EXERCISE AIM:
Identify and pull out each line of the entries in which "will" occurs.

(Excerpt from a dataset)
※ ※ ※

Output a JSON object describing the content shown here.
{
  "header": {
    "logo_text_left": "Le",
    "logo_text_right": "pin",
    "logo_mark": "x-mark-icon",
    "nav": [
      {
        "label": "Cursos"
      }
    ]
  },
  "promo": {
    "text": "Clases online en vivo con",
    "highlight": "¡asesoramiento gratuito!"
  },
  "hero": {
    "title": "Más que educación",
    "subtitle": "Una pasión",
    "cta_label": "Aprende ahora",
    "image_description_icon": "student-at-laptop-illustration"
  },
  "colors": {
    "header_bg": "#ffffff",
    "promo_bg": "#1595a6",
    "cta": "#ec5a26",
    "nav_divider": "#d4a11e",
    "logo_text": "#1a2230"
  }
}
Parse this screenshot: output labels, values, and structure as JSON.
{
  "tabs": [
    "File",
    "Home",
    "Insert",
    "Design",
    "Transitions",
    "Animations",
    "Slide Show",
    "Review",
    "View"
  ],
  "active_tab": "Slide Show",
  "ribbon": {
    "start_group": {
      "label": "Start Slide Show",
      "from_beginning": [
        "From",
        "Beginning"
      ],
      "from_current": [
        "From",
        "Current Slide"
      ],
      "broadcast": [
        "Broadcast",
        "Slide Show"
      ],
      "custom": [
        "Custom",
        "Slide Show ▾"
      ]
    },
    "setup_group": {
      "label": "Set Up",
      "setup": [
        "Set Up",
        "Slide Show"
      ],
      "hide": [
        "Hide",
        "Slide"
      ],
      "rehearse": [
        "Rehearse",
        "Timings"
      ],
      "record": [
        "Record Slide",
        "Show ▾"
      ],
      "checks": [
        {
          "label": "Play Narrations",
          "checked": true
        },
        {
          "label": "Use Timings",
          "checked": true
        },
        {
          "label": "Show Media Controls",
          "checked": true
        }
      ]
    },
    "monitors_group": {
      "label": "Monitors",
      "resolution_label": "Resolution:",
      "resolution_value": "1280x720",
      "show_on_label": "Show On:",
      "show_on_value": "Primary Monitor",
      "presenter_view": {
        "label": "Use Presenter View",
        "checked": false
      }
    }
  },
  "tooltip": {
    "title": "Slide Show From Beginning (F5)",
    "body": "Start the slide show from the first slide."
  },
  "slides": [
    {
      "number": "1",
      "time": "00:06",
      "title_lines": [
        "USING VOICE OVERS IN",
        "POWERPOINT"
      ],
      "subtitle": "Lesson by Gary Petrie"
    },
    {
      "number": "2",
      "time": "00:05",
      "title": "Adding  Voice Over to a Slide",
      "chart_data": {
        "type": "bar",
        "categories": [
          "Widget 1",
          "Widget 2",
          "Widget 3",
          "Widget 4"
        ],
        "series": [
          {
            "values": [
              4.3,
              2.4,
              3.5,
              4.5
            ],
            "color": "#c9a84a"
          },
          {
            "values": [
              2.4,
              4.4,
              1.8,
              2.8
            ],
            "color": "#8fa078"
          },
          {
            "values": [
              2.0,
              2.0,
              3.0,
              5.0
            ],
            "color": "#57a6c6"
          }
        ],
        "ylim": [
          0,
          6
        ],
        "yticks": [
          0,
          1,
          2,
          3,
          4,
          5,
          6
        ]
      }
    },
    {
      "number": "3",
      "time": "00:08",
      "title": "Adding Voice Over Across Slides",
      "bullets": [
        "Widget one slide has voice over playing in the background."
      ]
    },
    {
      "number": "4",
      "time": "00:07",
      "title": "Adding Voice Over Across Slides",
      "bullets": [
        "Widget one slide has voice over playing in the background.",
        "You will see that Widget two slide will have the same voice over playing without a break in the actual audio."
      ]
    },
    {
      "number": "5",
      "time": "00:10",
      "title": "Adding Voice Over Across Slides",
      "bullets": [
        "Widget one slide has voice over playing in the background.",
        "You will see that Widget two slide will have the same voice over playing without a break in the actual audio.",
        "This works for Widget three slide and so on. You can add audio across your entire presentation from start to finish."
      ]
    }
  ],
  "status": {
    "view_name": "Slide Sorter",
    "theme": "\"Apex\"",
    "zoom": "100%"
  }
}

※ ※ ※

RESPONSE TO THE TASK:
        "You will see that Widget two slide will have the same voice over playing without a break in the actual audio."
        "You will see that Widget two slide will have the same voice over playing without a break in the actual audio.",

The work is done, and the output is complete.